* Exercise prompt
Search the listing for "библиотек" and copy every line where it appears.

* Stored records
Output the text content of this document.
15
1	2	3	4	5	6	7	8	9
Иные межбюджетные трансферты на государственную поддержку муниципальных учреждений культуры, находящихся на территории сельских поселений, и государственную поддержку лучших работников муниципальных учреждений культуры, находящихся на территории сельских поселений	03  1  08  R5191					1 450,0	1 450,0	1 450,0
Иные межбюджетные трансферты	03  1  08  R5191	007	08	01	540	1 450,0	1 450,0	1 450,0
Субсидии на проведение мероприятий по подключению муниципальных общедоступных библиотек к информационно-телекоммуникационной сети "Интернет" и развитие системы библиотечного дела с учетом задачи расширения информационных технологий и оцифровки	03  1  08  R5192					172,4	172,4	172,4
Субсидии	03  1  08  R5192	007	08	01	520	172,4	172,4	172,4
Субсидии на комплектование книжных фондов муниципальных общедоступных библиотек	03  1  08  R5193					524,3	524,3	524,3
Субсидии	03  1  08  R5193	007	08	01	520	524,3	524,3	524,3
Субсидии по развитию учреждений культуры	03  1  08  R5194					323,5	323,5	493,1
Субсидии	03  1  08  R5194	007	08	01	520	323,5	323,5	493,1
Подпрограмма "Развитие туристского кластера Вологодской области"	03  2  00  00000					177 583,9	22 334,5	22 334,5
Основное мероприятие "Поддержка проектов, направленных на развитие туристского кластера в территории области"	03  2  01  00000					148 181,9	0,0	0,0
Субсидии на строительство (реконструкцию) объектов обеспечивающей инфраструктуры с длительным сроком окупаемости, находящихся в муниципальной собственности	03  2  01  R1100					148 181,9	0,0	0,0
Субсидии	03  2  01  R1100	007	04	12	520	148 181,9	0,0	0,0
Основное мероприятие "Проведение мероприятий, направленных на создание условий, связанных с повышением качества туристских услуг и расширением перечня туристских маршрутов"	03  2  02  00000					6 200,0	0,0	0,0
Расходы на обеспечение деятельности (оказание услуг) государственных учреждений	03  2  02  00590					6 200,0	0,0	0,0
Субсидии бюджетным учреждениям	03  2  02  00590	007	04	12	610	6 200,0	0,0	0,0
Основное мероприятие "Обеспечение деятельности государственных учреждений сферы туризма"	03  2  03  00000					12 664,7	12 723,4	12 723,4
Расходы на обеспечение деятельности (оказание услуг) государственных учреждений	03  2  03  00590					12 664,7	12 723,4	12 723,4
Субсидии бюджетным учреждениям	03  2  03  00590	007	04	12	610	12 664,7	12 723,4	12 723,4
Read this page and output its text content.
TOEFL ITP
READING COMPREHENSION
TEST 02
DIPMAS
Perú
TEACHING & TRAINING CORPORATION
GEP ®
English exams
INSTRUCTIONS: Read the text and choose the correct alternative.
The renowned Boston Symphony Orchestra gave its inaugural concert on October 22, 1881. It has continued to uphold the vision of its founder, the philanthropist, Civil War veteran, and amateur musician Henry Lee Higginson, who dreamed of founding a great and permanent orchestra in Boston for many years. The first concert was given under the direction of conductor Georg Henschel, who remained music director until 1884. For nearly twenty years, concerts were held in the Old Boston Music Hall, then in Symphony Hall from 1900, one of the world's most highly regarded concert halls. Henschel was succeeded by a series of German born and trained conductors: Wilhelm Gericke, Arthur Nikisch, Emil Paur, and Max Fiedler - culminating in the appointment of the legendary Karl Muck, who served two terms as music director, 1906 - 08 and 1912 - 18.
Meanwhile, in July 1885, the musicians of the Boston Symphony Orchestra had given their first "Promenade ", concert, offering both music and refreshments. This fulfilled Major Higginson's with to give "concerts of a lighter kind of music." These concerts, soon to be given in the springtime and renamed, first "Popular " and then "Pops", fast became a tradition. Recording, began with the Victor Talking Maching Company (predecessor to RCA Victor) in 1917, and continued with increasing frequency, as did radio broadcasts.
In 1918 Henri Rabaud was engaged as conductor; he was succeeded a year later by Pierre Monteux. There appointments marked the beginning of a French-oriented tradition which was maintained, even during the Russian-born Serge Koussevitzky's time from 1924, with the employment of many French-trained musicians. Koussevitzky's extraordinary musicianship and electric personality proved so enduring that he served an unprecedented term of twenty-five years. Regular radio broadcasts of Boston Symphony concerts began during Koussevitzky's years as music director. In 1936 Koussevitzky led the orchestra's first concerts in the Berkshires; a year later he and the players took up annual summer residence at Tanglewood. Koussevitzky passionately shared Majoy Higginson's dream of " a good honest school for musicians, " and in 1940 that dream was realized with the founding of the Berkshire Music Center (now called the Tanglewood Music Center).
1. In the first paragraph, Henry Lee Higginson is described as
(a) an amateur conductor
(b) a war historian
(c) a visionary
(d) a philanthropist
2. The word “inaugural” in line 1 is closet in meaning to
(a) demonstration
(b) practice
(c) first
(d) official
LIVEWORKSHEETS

* Written answer
Субсидии на проведение мероприятий по подключению муниципальных общедоступных библиотек к информационно-телекоммуникационной сети "Интернет" и развитие системы библиотечного дела с учетом задачи расширения информационных технологий и оцифровки	03  1  08  R5192					172,4	172,4	172,4
Субсидии на комплектование книжных фондов муниципальных общедоступных библиотек	03  1  08  R5193					524,3	524,3	524,3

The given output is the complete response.